▸ INFORMATION SUPPLIED:
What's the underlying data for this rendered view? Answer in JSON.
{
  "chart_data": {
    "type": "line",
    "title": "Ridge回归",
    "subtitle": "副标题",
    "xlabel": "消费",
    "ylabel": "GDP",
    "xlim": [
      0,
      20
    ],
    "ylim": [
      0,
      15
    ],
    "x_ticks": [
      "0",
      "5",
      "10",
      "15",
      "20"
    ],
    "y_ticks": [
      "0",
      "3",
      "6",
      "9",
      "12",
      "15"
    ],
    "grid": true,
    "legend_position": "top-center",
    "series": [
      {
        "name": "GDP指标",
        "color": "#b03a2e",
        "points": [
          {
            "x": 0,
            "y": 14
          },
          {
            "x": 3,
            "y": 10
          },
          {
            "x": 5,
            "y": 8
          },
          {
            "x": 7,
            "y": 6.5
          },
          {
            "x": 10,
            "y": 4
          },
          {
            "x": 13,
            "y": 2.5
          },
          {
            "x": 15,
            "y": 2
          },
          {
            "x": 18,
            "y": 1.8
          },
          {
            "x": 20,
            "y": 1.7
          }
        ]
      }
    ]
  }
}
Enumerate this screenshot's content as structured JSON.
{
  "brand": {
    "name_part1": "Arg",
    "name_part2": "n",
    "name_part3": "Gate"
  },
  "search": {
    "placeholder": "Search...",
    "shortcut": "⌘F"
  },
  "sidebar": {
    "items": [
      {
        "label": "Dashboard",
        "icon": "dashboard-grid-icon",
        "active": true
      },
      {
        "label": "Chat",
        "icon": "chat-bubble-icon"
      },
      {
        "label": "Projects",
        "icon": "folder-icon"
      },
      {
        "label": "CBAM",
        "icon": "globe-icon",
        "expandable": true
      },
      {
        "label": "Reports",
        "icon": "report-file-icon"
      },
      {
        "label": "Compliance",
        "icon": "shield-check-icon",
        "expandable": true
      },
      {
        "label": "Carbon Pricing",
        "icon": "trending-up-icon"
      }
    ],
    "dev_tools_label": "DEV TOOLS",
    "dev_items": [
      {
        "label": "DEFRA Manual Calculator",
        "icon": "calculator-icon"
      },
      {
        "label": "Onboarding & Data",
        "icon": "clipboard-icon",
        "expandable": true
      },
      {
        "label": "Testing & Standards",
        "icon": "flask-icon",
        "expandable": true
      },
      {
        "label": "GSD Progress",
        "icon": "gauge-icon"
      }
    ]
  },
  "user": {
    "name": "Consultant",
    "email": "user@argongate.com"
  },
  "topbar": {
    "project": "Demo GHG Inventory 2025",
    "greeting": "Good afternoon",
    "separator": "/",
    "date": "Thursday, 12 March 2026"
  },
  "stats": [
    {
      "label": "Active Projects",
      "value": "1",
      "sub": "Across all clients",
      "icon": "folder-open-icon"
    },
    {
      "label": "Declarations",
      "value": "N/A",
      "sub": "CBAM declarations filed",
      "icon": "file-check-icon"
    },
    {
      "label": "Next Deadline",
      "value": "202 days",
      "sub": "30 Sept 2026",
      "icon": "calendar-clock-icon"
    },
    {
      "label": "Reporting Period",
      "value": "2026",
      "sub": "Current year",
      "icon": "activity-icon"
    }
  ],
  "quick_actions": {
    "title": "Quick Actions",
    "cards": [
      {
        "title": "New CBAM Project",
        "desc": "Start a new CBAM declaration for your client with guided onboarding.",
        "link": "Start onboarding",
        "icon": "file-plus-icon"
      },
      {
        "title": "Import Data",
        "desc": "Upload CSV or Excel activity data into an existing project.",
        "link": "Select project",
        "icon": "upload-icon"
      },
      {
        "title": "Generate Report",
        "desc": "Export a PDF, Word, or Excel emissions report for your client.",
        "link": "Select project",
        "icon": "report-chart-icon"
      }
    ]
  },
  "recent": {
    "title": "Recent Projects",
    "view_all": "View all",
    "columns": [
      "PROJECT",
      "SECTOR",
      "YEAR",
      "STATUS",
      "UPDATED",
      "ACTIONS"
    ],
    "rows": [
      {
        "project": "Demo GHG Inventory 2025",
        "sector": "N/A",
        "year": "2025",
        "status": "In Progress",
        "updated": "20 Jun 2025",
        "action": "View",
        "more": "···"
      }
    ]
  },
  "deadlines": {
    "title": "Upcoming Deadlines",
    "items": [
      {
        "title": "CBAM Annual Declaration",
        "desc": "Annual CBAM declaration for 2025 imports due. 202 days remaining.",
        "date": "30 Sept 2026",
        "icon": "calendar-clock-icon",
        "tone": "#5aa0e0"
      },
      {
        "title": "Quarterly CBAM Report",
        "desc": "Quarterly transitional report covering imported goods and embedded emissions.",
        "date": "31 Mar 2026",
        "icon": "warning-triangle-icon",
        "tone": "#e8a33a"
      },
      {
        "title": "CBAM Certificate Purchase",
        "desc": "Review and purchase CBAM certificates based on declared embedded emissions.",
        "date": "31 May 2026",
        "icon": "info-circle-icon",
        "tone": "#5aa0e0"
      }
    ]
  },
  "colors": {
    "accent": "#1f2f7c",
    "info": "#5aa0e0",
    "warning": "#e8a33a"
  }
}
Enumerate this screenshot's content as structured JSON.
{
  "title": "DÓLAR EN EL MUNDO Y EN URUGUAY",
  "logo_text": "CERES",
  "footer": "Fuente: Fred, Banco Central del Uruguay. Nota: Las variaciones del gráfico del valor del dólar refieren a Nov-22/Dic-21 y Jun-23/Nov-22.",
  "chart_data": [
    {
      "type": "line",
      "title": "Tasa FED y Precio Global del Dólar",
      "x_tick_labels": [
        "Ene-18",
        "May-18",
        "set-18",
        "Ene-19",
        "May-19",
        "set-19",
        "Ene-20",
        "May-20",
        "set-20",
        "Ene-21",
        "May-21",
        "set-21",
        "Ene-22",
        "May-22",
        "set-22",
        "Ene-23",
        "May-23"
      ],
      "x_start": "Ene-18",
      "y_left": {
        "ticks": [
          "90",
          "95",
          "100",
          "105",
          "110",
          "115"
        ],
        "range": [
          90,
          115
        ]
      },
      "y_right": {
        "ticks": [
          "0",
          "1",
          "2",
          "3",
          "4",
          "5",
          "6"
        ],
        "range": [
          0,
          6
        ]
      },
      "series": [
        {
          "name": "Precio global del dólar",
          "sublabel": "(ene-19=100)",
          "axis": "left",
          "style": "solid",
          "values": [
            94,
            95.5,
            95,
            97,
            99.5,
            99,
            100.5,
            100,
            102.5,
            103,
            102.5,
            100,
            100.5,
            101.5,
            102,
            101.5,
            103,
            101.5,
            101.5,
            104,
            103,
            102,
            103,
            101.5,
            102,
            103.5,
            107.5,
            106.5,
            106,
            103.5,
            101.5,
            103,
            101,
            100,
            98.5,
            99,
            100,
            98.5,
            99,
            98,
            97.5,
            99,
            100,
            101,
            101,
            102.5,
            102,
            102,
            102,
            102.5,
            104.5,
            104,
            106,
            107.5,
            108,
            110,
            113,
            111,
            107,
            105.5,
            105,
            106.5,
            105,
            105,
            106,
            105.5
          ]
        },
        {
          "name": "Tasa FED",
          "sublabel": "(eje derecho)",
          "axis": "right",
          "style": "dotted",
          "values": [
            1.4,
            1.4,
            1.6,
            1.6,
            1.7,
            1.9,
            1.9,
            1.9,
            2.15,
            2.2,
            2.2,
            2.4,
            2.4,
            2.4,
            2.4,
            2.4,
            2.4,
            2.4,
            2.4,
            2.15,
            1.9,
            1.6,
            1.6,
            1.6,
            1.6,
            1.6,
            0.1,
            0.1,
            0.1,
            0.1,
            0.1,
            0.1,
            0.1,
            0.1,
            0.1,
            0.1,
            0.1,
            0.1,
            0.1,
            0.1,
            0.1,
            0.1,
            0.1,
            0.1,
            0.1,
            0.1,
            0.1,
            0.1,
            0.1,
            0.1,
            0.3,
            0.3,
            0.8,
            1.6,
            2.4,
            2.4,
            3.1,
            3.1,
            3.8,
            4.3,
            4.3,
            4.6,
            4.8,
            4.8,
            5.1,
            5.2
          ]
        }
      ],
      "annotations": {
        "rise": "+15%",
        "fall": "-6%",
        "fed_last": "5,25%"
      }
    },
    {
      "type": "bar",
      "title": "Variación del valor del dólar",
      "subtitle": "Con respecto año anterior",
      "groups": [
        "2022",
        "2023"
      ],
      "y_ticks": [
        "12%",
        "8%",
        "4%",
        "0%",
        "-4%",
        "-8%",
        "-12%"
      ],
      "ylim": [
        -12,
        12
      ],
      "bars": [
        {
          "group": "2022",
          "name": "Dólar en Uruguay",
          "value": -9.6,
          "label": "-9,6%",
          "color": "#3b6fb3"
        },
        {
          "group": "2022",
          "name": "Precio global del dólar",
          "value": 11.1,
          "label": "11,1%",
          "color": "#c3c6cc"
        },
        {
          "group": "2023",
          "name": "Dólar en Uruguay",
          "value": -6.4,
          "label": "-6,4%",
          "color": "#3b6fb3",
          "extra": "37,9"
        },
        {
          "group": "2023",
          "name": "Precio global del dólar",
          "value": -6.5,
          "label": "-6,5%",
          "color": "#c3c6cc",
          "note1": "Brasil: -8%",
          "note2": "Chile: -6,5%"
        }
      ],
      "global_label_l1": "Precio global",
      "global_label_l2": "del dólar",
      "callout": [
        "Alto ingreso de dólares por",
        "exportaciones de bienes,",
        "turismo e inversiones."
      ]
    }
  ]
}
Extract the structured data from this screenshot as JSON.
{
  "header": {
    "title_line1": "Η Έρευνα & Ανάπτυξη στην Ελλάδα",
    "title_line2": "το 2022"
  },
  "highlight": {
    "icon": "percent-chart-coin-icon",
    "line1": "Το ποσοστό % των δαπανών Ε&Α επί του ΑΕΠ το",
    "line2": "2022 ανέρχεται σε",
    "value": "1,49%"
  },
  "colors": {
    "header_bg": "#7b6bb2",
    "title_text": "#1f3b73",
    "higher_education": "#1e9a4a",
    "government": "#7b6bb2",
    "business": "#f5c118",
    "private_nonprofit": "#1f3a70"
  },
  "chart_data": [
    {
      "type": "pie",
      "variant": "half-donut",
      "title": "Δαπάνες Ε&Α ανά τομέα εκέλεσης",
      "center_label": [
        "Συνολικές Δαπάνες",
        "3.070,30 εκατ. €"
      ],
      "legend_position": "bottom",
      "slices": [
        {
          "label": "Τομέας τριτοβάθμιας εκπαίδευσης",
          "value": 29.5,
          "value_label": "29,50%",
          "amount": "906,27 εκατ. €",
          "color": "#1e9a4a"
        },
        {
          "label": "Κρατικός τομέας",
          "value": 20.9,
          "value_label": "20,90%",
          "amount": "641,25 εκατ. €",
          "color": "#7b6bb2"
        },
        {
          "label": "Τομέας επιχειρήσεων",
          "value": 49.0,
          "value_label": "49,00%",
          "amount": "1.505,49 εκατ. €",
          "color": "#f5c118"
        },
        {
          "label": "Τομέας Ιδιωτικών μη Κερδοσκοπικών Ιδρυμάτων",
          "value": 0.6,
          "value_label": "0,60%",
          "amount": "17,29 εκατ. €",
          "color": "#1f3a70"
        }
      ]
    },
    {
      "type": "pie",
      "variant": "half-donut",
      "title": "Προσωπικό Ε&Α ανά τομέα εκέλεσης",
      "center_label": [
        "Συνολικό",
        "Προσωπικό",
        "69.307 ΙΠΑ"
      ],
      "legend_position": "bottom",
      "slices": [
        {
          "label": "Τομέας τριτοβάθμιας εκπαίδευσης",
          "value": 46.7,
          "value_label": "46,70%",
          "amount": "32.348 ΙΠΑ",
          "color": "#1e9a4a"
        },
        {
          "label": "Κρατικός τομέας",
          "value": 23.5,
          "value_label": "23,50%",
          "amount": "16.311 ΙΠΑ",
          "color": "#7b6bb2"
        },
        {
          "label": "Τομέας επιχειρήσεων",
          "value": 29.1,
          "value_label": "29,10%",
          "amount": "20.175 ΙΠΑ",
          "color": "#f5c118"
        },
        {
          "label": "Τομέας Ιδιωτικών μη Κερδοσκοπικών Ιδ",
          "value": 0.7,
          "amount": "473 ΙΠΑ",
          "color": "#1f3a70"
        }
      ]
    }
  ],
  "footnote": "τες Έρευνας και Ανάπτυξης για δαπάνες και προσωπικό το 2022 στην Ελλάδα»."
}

▸ WRITTEN PROBLEM:
Pull out each line of the listing that holds the string "your".

▸ WRITTEN RESPONSE:
        "desc": "Start a new CBAM declaration for your client with guided onboarding.",
        "desc": "Export a PDF, Word, or Excel emissions report for your client.",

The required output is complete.